__Task objective__. Switch every "grid-cell" in the rows below to "table-cell", and write the rows out again with nothing else changed.
####################
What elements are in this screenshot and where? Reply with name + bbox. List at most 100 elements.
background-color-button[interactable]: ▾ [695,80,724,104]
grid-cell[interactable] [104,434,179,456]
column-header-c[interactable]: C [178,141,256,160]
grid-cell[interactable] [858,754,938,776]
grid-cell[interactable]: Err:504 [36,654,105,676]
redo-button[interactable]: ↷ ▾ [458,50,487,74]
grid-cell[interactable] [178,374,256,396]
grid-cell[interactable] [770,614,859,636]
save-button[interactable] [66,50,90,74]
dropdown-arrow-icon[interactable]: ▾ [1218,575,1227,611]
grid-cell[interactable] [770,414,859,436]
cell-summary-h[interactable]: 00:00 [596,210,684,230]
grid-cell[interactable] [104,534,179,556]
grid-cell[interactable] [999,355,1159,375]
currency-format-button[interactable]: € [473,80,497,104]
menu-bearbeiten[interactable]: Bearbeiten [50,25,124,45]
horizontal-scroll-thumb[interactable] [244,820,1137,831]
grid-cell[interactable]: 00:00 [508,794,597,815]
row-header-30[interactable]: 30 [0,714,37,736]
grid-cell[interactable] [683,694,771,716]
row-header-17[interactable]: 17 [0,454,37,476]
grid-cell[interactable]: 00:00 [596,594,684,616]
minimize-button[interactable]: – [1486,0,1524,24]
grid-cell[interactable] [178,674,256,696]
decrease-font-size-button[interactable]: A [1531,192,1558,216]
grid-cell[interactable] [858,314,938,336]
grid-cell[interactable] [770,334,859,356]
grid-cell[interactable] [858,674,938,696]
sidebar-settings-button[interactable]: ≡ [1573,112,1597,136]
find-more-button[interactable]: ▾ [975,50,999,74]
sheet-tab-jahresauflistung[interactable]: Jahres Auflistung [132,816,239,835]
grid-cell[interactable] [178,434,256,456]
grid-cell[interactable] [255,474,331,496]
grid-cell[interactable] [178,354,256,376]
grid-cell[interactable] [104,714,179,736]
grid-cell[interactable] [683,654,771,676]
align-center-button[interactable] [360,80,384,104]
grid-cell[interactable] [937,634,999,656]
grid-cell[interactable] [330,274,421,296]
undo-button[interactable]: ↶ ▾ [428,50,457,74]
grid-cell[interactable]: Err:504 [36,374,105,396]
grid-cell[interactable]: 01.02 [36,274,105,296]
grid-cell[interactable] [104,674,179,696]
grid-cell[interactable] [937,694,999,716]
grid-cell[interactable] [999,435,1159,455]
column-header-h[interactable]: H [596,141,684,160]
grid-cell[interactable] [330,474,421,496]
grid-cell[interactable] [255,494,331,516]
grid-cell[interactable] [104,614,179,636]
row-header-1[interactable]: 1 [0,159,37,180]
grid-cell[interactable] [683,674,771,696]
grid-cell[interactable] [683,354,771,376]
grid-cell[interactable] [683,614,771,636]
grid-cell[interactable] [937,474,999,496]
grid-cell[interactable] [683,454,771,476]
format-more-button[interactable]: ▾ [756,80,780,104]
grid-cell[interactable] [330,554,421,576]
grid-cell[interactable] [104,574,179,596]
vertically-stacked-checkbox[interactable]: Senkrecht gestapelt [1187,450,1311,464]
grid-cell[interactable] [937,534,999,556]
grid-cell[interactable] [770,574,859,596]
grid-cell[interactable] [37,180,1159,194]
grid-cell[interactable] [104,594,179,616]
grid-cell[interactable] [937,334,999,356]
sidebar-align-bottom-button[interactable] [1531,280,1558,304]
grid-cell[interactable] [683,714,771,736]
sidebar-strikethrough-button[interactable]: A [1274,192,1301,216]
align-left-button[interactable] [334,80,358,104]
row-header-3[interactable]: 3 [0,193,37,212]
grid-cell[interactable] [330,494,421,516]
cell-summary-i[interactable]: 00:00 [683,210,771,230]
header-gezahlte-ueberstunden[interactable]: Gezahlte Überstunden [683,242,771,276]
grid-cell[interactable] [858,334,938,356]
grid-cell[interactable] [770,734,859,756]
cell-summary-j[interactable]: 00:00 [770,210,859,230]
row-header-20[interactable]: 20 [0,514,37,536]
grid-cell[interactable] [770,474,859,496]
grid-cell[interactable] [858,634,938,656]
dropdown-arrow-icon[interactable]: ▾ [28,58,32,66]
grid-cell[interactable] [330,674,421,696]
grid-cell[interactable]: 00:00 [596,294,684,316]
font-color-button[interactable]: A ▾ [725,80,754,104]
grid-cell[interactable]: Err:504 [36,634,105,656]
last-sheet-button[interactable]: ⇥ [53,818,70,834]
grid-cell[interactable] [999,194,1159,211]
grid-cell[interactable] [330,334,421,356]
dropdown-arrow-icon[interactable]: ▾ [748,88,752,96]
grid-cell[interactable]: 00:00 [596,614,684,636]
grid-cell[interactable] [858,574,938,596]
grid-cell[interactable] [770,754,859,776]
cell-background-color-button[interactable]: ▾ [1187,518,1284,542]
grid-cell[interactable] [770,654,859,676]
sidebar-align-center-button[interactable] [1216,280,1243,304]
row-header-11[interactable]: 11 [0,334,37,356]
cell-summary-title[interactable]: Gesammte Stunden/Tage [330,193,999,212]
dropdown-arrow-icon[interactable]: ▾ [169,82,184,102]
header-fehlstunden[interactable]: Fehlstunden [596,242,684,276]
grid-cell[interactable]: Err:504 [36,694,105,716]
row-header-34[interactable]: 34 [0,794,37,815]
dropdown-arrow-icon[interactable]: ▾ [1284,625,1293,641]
####################
__Written answer__.
What elements are in this screenshot and where? Reply with name + bbox. List at most 100 elements.
background-color-button[interactable]: ▾ [695,80,724,104]
table-cell[interactable] [104,434,179,456]
column-header-c[interactable]: C [178,141,256,160]
table-cell[interactable] [858,754,938,776]
table-cell[interactable]: Err:504 [36,654,105,676]
redo-button[interactable]: ↷ ▾ [458,50,487,74]
table-cell[interactable] [178,374,256,396]
table-cell[interactable] [770,614,859,636]
save-button[interactable] [66,50,90,74]
dropdown-arrow-icon[interactable]: ▾ [1218,575,1227,611]
table-cell[interactable] [770,414,859,436]
cell-summary-h[interactable]: 00:00 [596,210,684,230]
table-cell[interactable] [104,534,179,556]
table-cell[interactable] [999,355,1159,375]
currency-format-button[interactable]: € [473,80,497,104]
menu-bearbeiten[interactable]: Bearbeiten [50,25,124,45]
horizontal-scroll-thumb[interactable] [244,820,1137,831]
table-cell[interactable]: 00:00 [508,794,597,815]
row-header-30[interactable]: 30 [0,714,37,736]
table-cell[interactable] [683,694,771,716]
row-header-17[interactable]: 17 [0,454,37,476]
table-cell[interactable]: 00:00 [596,594,684,616]
minimize-button[interactable]: – [1486,0,1524,24]
table-cell[interactable] [178,674,256,696]
decrease-font-size-button[interactable]: A [1531,192,1558,216]
table-cell[interactable] [858,314,938,336]
table-cell[interactable] [770,334,859,356]
table-cell[interactable] [858,674,938,696]
sidebar-settings-button[interactable]: ≡ [1573,112,1597,136]
find-more-button[interactable]: ▾ [975,50,999,74]
sheet-tab-jahresauflistung[interactable]: Jahres Auflistung [132,816,239,835]
table-cell[interactable] [178,434,256,456]
table-cell[interactable] [255,474,331,496]
table-cell[interactable] [178,354,256,376]
table-cell[interactable] [104,714,179,736]
table-cell[interactable] [683,654,771,676]
align-center-button[interactable] [360,80,384,104]
table-cell[interactable] [937,634,999,656]
table-cell[interactable] [330,274,421,296]
undo-button[interactable]: ↶ ▾ [428,50,457,74]
table-cell[interactable]: Err:504 [36,374,105,396]
table-cell[interactable]: 01.02 [36,274,105,296]
table-cell[interactable] [104,674,179,696]
table-cell[interactable] [937,694,999,716]
table-cell[interactable] [999,435,1159,455]
column-header-h[interactable]: H [596,141,684,160]
table-cell[interactable] [330,474,421,496]
table-cell[interactable] [255,494,331,516]
table-cell[interactable] [104,614,179,636]
row-header-1[interactable]: 1 [0,159,37,180]
table-cell[interactable] [683,674,771,696]
table-cell[interactable] [683,354,771,376]
table-cell[interactable] [683,614,771,636]
table-cell[interactable] [937,474,999,496]
table-cell[interactable] [683,454,771,476]
format-more-button[interactable]: ▾ [756,80,780,104]
table-cell[interactable] [330,554,421,576]
table-cell[interactable] [104,574,179,596]
vertically-stacked-checkbox[interactable]: Senkrecht gestapelt [1187,450,1311,464]
table-cell[interactable] [937,534,999,556]
table-cell[interactable] [770,574,859,596]
table-cell[interactable] [37,180,1159,194]
table-cell[interactable] [104,594,179,616]
table-cell[interactable] [937,334,999,356]
sidebar-align-bottom-button[interactable] [1531,280,1558,304]
table-cell[interactable] [683,714,771,736]
sidebar-strikethrough-button[interactable]: A [1274,192,1301,216]
align-left-button[interactable] [334,80,358,104]
row-header-3[interactable]: 3 [0,193,37,212]
table-cell[interactable] [330,494,421,516]
cell-summary-i[interactable]: 00:00 [683,210,771,230]
header-gezahlte-ueberstunden[interactable]: Gezahlte Überstunden [683,242,771,276]
table-cell[interactable] [858,334,938,356]
table-cell[interactable] [770,734,859,756]
cell-summary-j[interactable]: 00:00 [770,210,859,230]
row-header-20[interactable]: 20 [0,514,37,536]
table-cell[interactable] [770,474,859,496]
table-cell[interactable] [858,634,938,656]
dropdown-arrow-icon[interactable]: ▾ [28,58,32,66]
table-cell[interactable] [330,674,421,696]
table-cell[interactable]: 00:00 [596,294,684,316]
font-color-button[interactable]: A ▾ [725,80,754,104]
table-cell[interactable]: Err:504 [36,634,105,656]
last-sheet-button[interactable]: ⇥ [53,818,70,834]
table-cell[interactable] [999,194,1159,211]
table-cell[interactable] [330,334,421,356]
dropdown-arrow-icon[interactable]: ▾ [748,88,752,96]
table-cell[interactable]: 00:00 [596,614,684,636]
table-cell[interactable] [858,574,938,596]
table-cell[interactable] [770,754,859,776]
cell-background-color-button[interactable]: ▾ [1187,518,1284,542]
table-cell[interactable] [770,654,859,676]
sidebar-align-center-button[interactable] [1216,280,1243,304]
row-header-11[interactable]: 11 [0,334,37,356]
cell-summary-title[interactable]: Gesammte Stunden/Tage [330,193,999,212]
dropdown-arrow-icon[interactable]: ▾ [169,82,184,102]
header-fehlstunden[interactable]: Fehlstunden [596,242,684,276]
table-cell[interactable]: Err:504 [36,694,105,716]
row-header-34[interactable]: 34 [0,794,37,815]
dropdown-arrow-icon[interactable]: ▾ [1284,625,1293,641]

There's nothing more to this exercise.